◆ WRITTEN INSTRUCTION
Which lines in the records below contain the word "name"? Copy each one out.
## Start MATERIAL TO PROCESS
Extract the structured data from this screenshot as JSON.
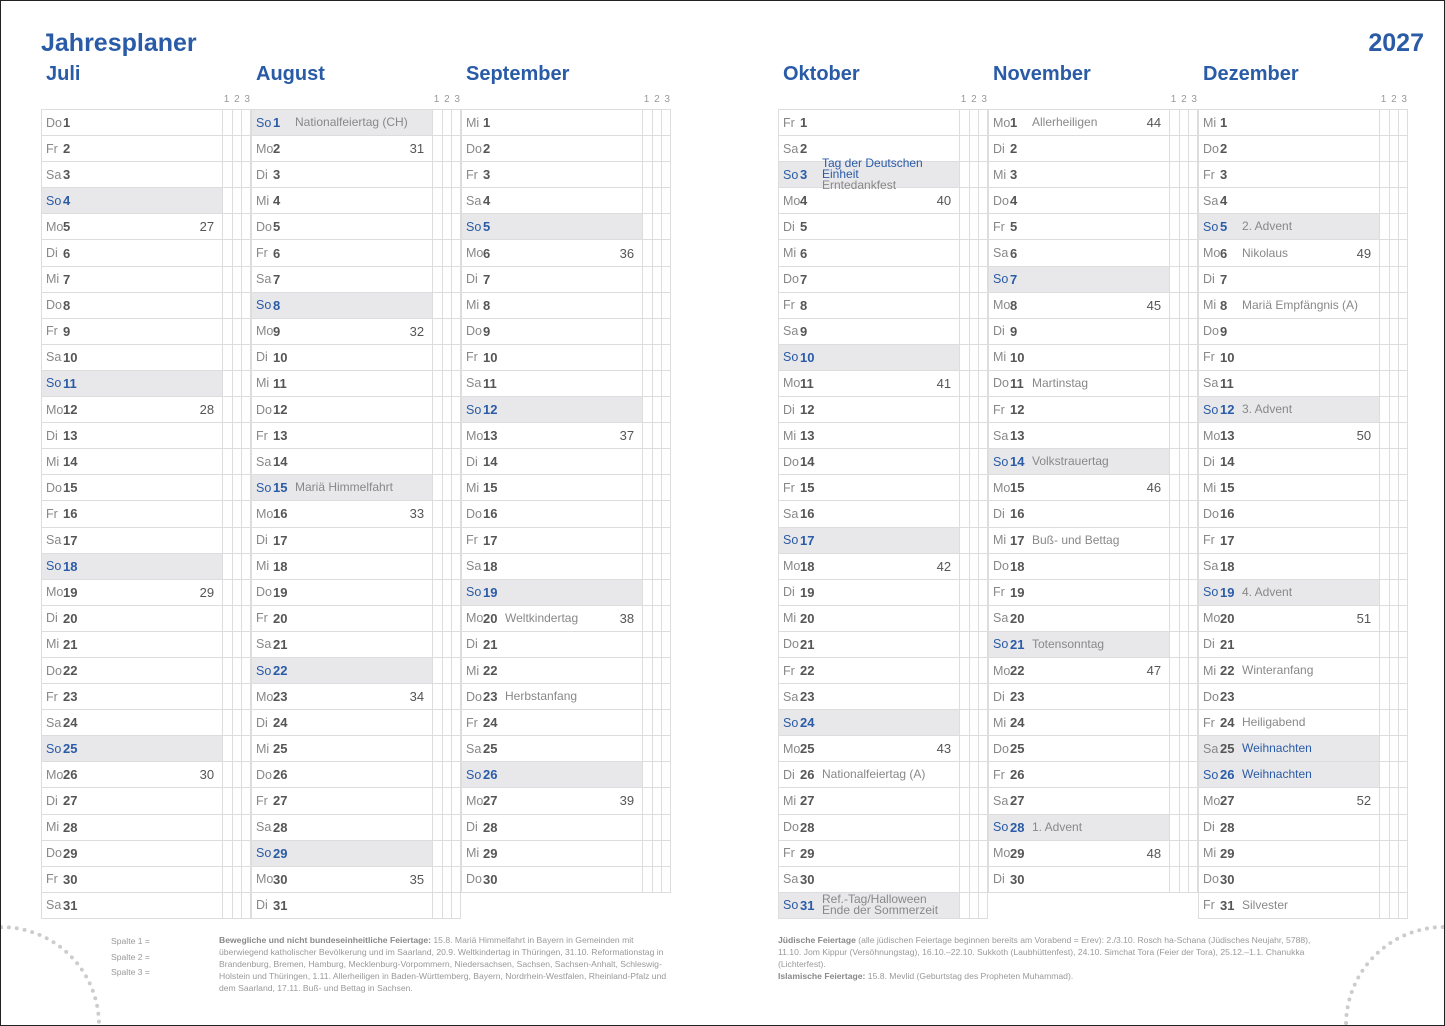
{
  "header": {
    "title": "Jahresplaner",
    "year": "2027",
    "subcols": "1 2 3"
  },
  "colors": {
    "accent": "#2a5ba6",
    "sunday_bg": "#e8e8eb"
  },
  "months": [
    {
      "name": "Juli",
      "rows": [
        [
          "Do",
          "1"
        ],
        [
          "Fr",
          "2"
        ],
        [
          "Sa",
          "3"
        ],
        [
          "So",
          "4"
        ],
        [
          "Mo",
          "5",
          "",
          "27"
        ],
        [
          "Di",
          "6"
        ],
        [
          "Mi",
          "7"
        ],
        [
          "Do",
          "8"
        ],
        [
          "Fr",
          "9"
        ],
        [
          "Sa",
          "10"
        ],
        [
          "So",
          "11"
        ],
        [
          "Mo",
          "12",
          "",
          "28"
        ],
        [
          "Di",
          "13"
        ],
        [
          "Mi",
          "14"
        ],
        [
          "Do",
          "15"
        ],
        [
          "Fr",
          "16"
        ],
        [
          "Sa",
          "17"
        ],
        [
          "So",
          "18"
        ],
        [
          "Mo",
          "19",
          "",
          "29"
        ],
        [
          "Di",
          "20"
        ],
        [
          "Mi",
          "21"
        ],
        [
          "Do",
          "22"
        ],
        [
          "Fr",
          "23"
        ],
        [
          "Sa",
          "24"
        ],
        [
          "So",
          "25"
        ],
        [
          "Mo",
          "26",
          "",
          "30"
        ],
        [
          "Di",
          "27"
        ],
        [
          "Mi",
          "28"
        ],
        [
          "Do",
          "29"
        ],
        [
          "Fr",
          "30"
        ],
        [
          "Sa",
          "31"
        ]
      ]
    },
    {
      "name": "August",
      "rows": [
        [
          "So",
          "1",
          "Nationalfeiertag (CH)"
        ],
        [
          "Mo",
          "2",
          "",
          "31"
        ],
        [
          "Di",
          "3"
        ],
        [
          "Mi",
          "4"
        ],
        [
          "Do",
          "5"
        ],
        [
          "Fr",
          "6"
        ],
        [
          "Sa",
          "7"
        ],
        [
          "So",
          "8"
        ],
        [
          "Mo",
          "9",
          "",
          "32"
        ],
        [
          "Di",
          "10"
        ],
        [
          "Mi",
          "11"
        ],
        [
          "Do",
          "12"
        ],
        [
          "Fr",
          "13"
        ],
        [
          "Sa",
          "14"
        ],
        [
          "So",
          "15",
          "Mariä Himmelfahrt"
        ],
        [
          "Mo",
          "16",
          "",
          "33"
        ],
        [
          "Di",
          "17"
        ],
        [
          "Mi",
          "18"
        ],
        [
          "Do",
          "19"
        ],
        [
          "Fr",
          "20"
        ],
        [
          "Sa",
          "21"
        ],
        [
          "So",
          "22"
        ],
        [
          "Mo",
          "23",
          "",
          "34"
        ],
        [
          "Di",
          "24"
        ],
        [
          "Mi",
          "25"
        ],
        [
          "Do",
          "26"
        ],
        [
          "Fr",
          "27"
        ],
        [
          "Sa",
          "28"
        ],
        [
          "So",
          "29"
        ],
        [
          "Mo",
          "30",
          "",
          "35"
        ],
        [
          "Di",
          "31"
        ]
      ]
    },
    {
      "name": "September",
      "rows": [
        [
          "Mi",
          "1"
        ],
        [
          "Do",
          "2"
        ],
        [
          "Fr",
          "3"
        ],
        [
          "Sa",
          "4"
        ],
        [
          "So",
          "5"
        ],
        [
          "Mo",
          "6",
          "",
          "36"
        ],
        [
          "Di",
          "7"
        ],
        [
          "Mi",
          "8"
        ],
        [
          "Do",
          "9"
        ],
        [
          "Fr",
          "10"
        ],
        [
          "Sa",
          "11"
        ],
        [
          "So",
          "12"
        ],
        [
          "Mo",
          "13",
          "",
          "37"
        ],
        [
          "Di",
          "14"
        ],
        [
          "Mi",
          "15"
        ],
        [
          "Do",
          "16"
        ],
        [
          "Fr",
          "17"
        ],
        [
          "Sa",
          "18"
        ],
        [
          "So",
          "19"
        ],
        [
          "Mo",
          "20",
          "Weltkindertag",
          "38"
        ],
        [
          "Di",
          "21"
        ],
        [
          "Mi",
          "22"
        ],
        [
          "Do",
          "23",
          "Herbstanfang"
        ],
        [
          "Fr",
          "24"
        ],
        [
          "Sa",
          "25"
        ],
        [
          "So",
          "26"
        ],
        [
          "Mo",
          "27",
          "",
          "39"
        ],
        [
          "Di",
          "28"
        ],
        [
          "Mi",
          "29"
        ],
        [
          "Do",
          "30"
        ]
      ]
    },
    {
      "name": "Oktober",
      "rows": [
        [
          "Fr",
          "1"
        ],
        [
          "Sa",
          "2"
        ],
        [
          "So",
          "3",
          "Tag der Deutschen Einheit",
          "",
          "Erntedankfest",
          true
        ],
        [
          "Mo",
          "4",
          "",
          "40"
        ],
        [
          "Di",
          "5"
        ],
        [
          "Mi",
          "6"
        ],
        [
          "Do",
          "7"
        ],
        [
          "Fr",
          "8"
        ],
        [
          "Sa",
          "9"
        ],
        [
          "So",
          "10"
        ],
        [
          "Mo",
          "11",
          "",
          "41"
        ],
        [
          "Di",
          "12"
        ],
        [
          "Mi",
          "13"
        ],
        [
          "Do",
          "14"
        ],
        [
          "Fr",
          "15"
        ],
        [
          "Sa",
          "16"
        ],
        [
          "So",
          "17"
        ],
        [
          "Mo",
          "18",
          "",
          "42"
        ],
        [
          "Di",
          "19"
        ],
        [
          "Mi",
          "20"
        ],
        [
          "Do",
          "21"
        ],
        [
          "Fr",
          "22"
        ],
        [
          "Sa",
          "23"
        ],
        [
          "So",
          "24"
        ],
        [
          "Mo",
          "25",
          "",
          "43"
        ],
        [
          "Di",
          "26",
          "Nationalfeiertag (A)"
        ],
        [
          "Mi",
          "27"
        ],
        [
          "Do",
          "28"
        ],
        [
          "Fr",
          "29"
        ],
        [
          "Sa",
          "30"
        ],
        [
          "So",
          "31",
          "Ref.-Tag/Halloween",
          "",
          "Ende der Sommerzeit"
        ]
      ]
    },
    {
      "name": "November",
      "rows": [
        [
          "Mo",
          "1",
          "Allerheiligen",
          "44"
        ],
        [
          "Di",
          "2"
        ],
        [
          "Mi",
          "3"
        ],
        [
          "Do",
          "4"
        ],
        [
          "Fr",
          "5"
        ],
        [
          "Sa",
          "6"
        ],
        [
          "So",
          "7"
        ],
        [
          "Mo",
          "8",
          "",
          "45"
        ],
        [
          "Di",
          "9"
        ],
        [
          "Mi",
          "10"
        ],
        [
          "Do",
          "11",
          "Martinstag"
        ],
        [
          "Fr",
          "12"
        ],
        [
          "Sa",
          "13"
        ],
        [
          "So",
          "14",
          "Volkstrauertag"
        ],
        [
          "Mo",
          "15",
          "",
          "46"
        ],
        [
          "Di",
          "16"
        ],
        [
          "Mi",
          "17",
          "Buß- und Bettag"
        ],
        [
          "Do",
          "18"
        ],
        [
          "Fr",
          "19"
        ],
        [
          "Sa",
          "20"
        ],
        [
          "So",
          "21",
          "Totensonntag"
        ],
        [
          "Mo",
          "22",
          "",
          "47"
        ],
        [
          "Di",
          "23"
        ],
        [
          "Mi",
          "24"
        ],
        [
          "Do",
          "25"
        ],
        [
          "Fr",
          "26"
        ],
        [
          "Sa",
          "27"
        ],
        [
          "So",
          "28",
          "1. Advent"
        ],
        [
          "Mo",
          "29",
          "",
          "48"
        ],
        [
          "Di",
          "30"
        ]
      ]
    },
    {
      "name": "Dezember",
      "rows": [
        [
          "Mi",
          "1"
        ],
        [
          "Do",
          "2"
        ],
        [
          "Fr",
          "3"
        ],
        [
          "Sa",
          "4"
        ],
        [
          "So",
          "5",
          "2. Advent"
        ],
        [
          "Mo",
          "6",
          "Nikolaus",
          "49"
        ],
        [
          "Di",
          "7"
        ],
        [
          "Mi",
          "8",
          "Mariä Empfängnis (A)"
        ],
        [
          "Do",
          "9"
        ],
        [
          "Fr",
          "10"
        ],
        [
          "Sa",
          "11"
        ],
        [
          "So",
          "12",
          "3. Advent"
        ],
        [
          "Mo",
          "13",
          "",
          "50"
        ],
        [
          "Di",
          "14"
        ],
        [
          "Mi",
          "15"
        ],
        [
          "Do",
          "16"
        ],
        [
          "Fr",
          "17"
        ],
        [
          "Sa",
          "18"
        ],
        [
          "So",
          "19",
          "4. Advent"
        ],
        [
          "Mo",
          "20",
          "",
          "51"
        ],
        [
          "Di",
          "21"
        ],
        [
          "Mi",
          "22",
          "Winteranfang"
        ],
        [
          "Do",
          "23"
        ],
        [
          "Fr",
          "24",
          "Heiligabend"
        ],
        [
          "Sa",
          "25",
          "Weihnachten",
          "",
          "",
          true
        ],
        [
          "So",
          "26",
          "Weihnachten",
          "",
          "",
          true
        ],
        [
          "Mo",
          "27",
          "",
          "52"
        ],
        [
          "Di",
          "28"
        ],
        [
          "Mi",
          "29"
        ],
        [
          "Do",
          "30"
        ],
        [
          "Fr",
          "31",
          "Silvester"
        ]
      ]
    }
  ],
  "footer": {
    "spalten": [
      "Spalte  1 =",
      "Spalte  2 =",
      "Spalte  3 ="
    ],
    "left_bold": "Bewegliche und nicht bundeseinheitliche Feiertage:",
    "left_text": " 15.8. Mariä Himmelfahrt in Bayern in Gemeinden mit überwiegend katholischer Bevölkerung und im Saarland, 20.9. Weltkindertag in Thüringen, 31.10. Reformationstag in Brandenburg, Bremen, Hamburg, Mecklenburg-Vorpommern, Niedersachsen, Sachsen, Sachsen-Anhalt, Schleswig-Holstein und Thüringen, 1.11. Allerheiligen in Baden-Württemberg, Bayern, Nordrhein-Westfalen, Rheinland-Pfalz und dem Saarland, 17.11. Buß- und Bettag in Sachsen.",
    "jewish_bold": "Jüdische Feiertage",
    "jewish_text": " (alle jüdischen Feiertage beginnen bereits am Vorabend = Erev): 2./3.10. Rosch ha-Schana (Jüdisches Neujahr, 5788), 11.10. Jom Kippur (Versöhnungstag), 16.10.–22.10. Sukkoth (Laubhüttenfest), 24.10. Simchat Tora (Feier der Tora), 25.12.–1.1. Chanukka (Lichterfest).",
    "islam_bold": "Islamische Feiertage:",
    "islam_text": " 15.8. Mevlid (Geburtstag des Propheten Muhammad)."
  }
}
## End MATERIAL TO PROCESS
◆ FINISHED EXERCISE
      "name": "Juli",
      "name": "August",
      "name": "September",
      "name": "Oktober",
      "name": "November",
      "name": "Dezember",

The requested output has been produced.